Records from a data collection:
^^^^^^^^^^^^^^^^
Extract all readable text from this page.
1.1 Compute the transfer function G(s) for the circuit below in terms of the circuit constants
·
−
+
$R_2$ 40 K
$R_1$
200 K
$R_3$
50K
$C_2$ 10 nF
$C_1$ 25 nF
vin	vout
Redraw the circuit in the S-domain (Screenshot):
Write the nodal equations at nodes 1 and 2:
^^^^^^^^^^^^^^^^
* GIVEN INSTRUCTION *
In the listing, find all lines with the string "circuit" and copy them.

* COMPLETE RESPONSE *
1.1 Compute the transfer function G(s) for the circuit below in terms of the circuit constants
Redraw the circuit in the S-domain (Screenshot):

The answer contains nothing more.